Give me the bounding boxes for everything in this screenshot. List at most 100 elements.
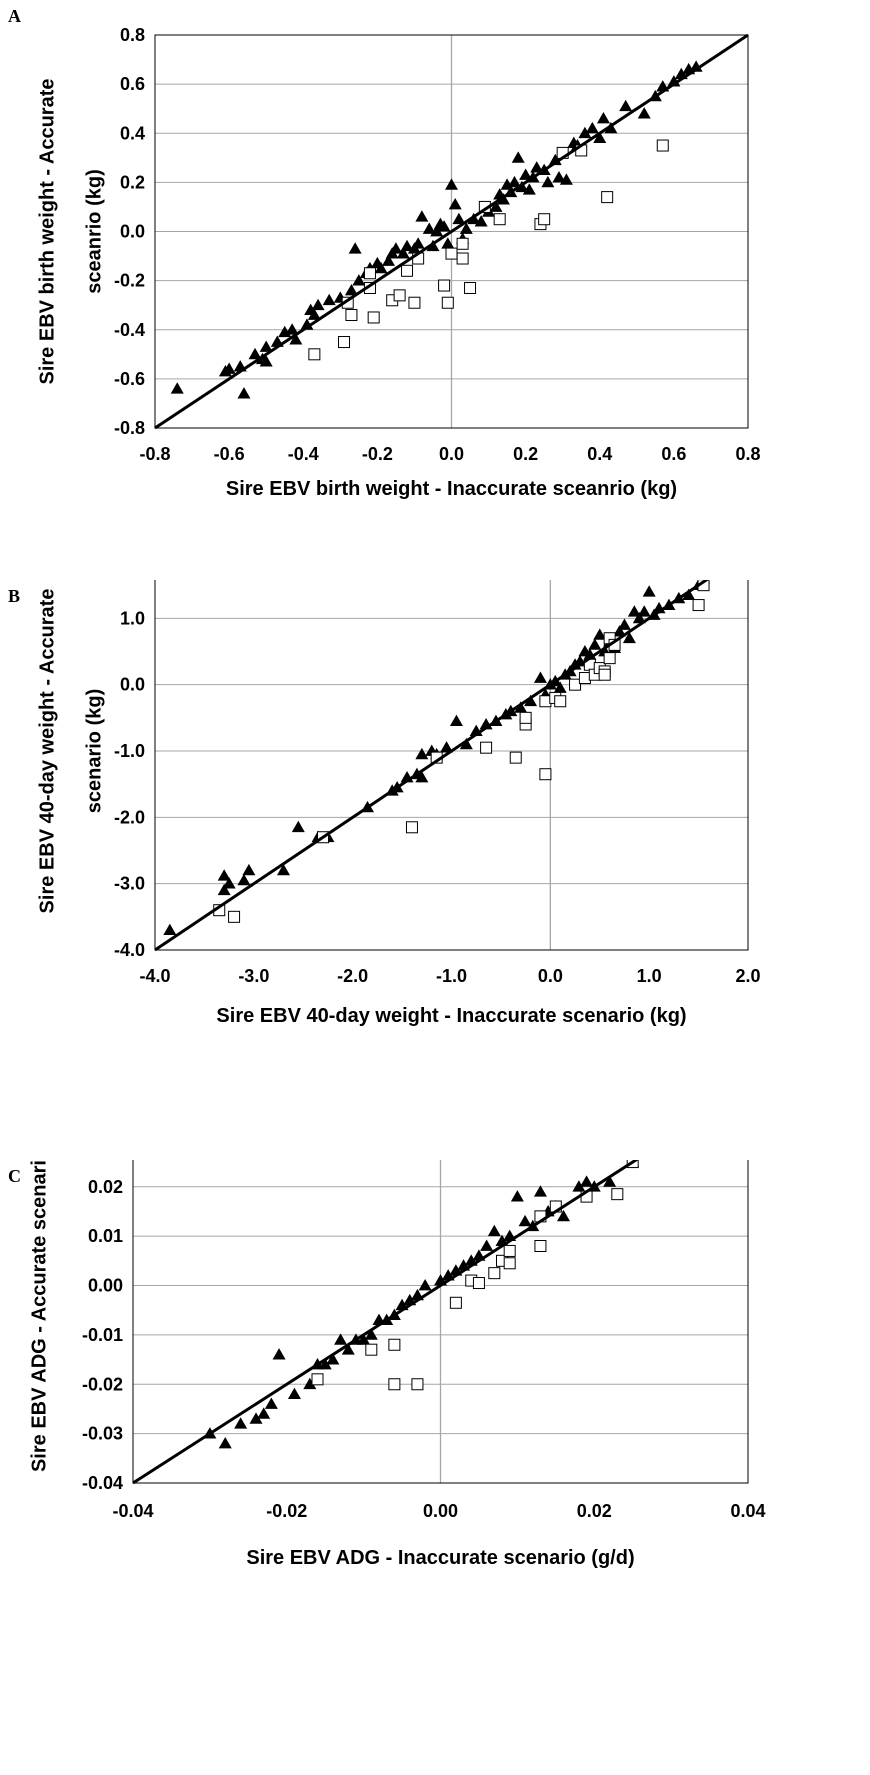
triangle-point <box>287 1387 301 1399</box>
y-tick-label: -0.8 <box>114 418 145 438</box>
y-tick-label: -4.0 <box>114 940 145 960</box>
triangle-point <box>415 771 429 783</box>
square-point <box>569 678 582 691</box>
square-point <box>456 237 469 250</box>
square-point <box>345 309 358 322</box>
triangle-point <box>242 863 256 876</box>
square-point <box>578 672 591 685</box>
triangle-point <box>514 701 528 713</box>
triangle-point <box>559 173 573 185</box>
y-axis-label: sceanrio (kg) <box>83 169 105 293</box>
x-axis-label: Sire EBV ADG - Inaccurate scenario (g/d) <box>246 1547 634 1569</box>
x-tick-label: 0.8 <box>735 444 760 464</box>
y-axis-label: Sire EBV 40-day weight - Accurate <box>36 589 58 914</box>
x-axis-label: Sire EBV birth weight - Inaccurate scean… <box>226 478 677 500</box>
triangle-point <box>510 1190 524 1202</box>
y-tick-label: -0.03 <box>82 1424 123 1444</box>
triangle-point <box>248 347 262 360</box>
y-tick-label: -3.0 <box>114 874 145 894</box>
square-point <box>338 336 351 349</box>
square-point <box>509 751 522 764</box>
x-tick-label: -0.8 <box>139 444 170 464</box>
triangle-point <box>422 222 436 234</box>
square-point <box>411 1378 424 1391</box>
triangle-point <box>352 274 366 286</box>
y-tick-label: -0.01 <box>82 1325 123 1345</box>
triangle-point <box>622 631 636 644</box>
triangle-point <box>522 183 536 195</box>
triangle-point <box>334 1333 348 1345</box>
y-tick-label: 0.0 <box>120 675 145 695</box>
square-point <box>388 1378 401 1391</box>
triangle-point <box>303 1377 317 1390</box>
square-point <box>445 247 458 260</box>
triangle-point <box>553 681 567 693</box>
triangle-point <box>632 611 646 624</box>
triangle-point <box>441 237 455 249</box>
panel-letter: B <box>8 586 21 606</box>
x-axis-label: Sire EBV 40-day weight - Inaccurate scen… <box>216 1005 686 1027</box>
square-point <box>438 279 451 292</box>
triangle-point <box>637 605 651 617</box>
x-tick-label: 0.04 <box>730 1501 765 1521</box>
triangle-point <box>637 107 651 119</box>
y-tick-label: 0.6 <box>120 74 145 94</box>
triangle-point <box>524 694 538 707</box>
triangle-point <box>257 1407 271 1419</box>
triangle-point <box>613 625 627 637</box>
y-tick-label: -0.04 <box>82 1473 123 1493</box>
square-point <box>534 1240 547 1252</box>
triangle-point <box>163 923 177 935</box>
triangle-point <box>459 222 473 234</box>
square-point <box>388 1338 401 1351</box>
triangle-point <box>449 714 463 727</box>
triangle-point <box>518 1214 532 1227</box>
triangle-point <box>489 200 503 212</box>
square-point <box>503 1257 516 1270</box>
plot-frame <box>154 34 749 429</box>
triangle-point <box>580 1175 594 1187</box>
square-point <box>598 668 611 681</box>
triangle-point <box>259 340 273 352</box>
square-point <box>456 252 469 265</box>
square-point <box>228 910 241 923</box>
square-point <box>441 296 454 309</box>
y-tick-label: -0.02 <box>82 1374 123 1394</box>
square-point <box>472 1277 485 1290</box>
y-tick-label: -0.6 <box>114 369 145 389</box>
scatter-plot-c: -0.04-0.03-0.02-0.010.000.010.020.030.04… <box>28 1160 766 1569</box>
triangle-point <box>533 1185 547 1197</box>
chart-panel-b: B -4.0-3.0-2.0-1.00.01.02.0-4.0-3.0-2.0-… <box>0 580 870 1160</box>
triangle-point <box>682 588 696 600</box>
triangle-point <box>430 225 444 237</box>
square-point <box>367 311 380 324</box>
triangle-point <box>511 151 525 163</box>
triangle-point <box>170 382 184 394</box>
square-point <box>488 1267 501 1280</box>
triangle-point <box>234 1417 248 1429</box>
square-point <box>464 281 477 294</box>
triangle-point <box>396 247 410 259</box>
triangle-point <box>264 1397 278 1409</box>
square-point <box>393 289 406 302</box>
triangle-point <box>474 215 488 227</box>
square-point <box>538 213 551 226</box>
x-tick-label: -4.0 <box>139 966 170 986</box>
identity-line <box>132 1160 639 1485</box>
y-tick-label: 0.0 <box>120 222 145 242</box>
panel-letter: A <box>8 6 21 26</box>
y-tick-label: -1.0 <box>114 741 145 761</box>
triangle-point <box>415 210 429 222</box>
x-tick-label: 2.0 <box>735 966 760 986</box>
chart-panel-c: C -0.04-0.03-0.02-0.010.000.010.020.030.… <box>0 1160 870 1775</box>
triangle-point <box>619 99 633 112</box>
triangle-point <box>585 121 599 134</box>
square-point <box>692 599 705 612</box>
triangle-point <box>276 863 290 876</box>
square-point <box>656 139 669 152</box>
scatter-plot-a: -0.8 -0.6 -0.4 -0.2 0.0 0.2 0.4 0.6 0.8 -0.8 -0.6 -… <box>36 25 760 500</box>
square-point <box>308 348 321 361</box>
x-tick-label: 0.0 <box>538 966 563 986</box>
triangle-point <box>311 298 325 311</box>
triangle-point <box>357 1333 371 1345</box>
* * *
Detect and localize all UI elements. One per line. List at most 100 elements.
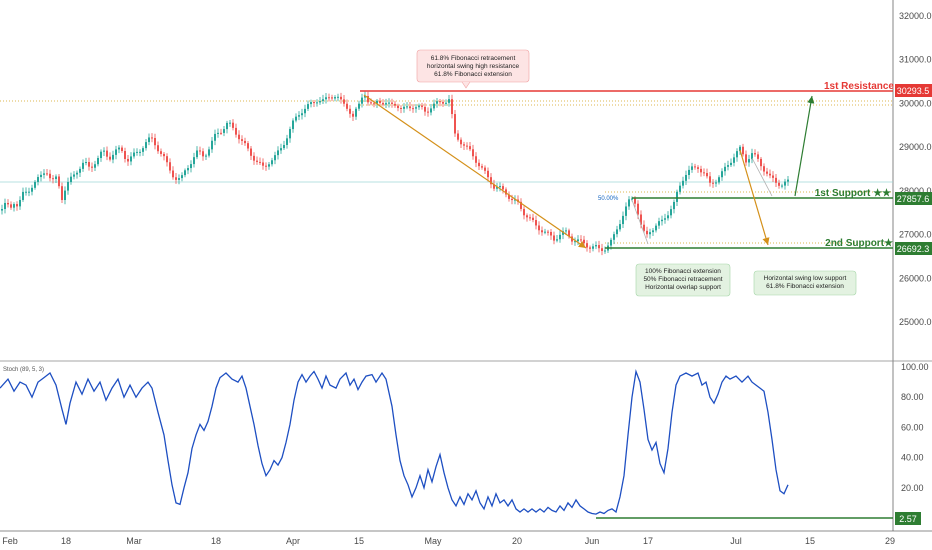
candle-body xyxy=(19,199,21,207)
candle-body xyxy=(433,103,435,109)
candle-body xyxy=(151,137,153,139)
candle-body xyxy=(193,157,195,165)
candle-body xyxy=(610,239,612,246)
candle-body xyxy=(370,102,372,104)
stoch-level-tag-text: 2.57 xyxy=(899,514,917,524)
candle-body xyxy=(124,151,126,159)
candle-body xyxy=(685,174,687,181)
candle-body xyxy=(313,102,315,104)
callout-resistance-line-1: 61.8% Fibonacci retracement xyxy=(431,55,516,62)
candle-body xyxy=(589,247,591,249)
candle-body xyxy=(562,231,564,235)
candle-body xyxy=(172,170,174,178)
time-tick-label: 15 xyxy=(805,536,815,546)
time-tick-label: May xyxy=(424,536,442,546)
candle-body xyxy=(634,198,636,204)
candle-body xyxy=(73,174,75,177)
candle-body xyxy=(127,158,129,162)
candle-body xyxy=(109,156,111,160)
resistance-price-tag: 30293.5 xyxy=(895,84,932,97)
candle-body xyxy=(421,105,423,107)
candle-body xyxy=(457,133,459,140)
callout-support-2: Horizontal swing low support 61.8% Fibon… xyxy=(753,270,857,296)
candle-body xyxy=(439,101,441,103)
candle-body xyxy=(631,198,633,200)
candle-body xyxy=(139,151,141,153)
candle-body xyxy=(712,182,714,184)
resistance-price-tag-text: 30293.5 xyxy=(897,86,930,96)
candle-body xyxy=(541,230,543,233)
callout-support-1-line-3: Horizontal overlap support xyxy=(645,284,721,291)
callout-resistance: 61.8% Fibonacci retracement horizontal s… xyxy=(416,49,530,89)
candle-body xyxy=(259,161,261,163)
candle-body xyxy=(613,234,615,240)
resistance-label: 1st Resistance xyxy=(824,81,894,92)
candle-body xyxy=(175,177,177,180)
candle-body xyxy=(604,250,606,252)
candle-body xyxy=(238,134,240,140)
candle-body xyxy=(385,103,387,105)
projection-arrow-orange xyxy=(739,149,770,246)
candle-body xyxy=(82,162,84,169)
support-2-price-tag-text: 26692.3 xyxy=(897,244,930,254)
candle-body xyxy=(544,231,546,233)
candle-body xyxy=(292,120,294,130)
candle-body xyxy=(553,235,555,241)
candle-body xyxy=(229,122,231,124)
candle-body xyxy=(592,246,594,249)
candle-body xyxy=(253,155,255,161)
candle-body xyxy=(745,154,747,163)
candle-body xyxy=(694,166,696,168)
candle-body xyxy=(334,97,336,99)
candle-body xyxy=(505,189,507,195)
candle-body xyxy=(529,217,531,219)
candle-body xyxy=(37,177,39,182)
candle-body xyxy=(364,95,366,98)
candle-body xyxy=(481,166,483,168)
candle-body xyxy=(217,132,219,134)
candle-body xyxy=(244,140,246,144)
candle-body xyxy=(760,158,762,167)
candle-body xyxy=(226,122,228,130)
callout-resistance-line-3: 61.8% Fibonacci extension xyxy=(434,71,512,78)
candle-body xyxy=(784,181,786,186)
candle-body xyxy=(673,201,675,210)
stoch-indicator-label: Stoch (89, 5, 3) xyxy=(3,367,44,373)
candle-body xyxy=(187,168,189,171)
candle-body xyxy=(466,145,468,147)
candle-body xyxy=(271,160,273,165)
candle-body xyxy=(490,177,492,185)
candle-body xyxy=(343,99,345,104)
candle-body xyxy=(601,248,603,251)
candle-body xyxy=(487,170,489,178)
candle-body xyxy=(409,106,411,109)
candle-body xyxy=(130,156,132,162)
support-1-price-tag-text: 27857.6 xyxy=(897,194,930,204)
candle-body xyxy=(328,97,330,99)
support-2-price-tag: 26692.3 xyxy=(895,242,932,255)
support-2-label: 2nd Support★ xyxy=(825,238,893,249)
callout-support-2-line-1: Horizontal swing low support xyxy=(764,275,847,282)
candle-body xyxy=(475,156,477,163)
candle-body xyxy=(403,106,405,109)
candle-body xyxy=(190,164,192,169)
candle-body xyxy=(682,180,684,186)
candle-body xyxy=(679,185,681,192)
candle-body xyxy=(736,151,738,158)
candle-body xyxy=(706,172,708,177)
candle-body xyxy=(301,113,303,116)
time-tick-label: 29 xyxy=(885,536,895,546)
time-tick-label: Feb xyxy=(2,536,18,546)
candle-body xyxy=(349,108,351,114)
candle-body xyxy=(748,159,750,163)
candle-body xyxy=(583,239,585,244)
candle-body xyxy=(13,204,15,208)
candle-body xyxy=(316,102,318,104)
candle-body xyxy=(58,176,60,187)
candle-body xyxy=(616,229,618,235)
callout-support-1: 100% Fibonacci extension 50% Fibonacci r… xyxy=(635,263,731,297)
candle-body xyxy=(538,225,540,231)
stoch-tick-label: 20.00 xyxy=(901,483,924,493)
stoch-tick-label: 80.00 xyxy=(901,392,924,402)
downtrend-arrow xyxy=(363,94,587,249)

## The task
Retype the lines of the material starting at the one containing "candle-body xyxy=(19,199,21,207)" and ending at the one containing "candle-body xyxy=(313,102,315,104)", including both.

## Output
candle-body xyxy=(19,199,21,207)
candle-body xyxy=(433,103,435,109)
candle-body xyxy=(151,137,153,139)
candle-body xyxy=(193,157,195,165)
candle-body xyxy=(610,239,612,246)
candle-body xyxy=(370,102,372,104)
stoch-level-tag-text: 2.57 xyxy=(899,514,917,524)
candle-body xyxy=(124,151,126,159)
candle-body xyxy=(685,174,687,181)
candle-body xyxy=(313,102,315,104)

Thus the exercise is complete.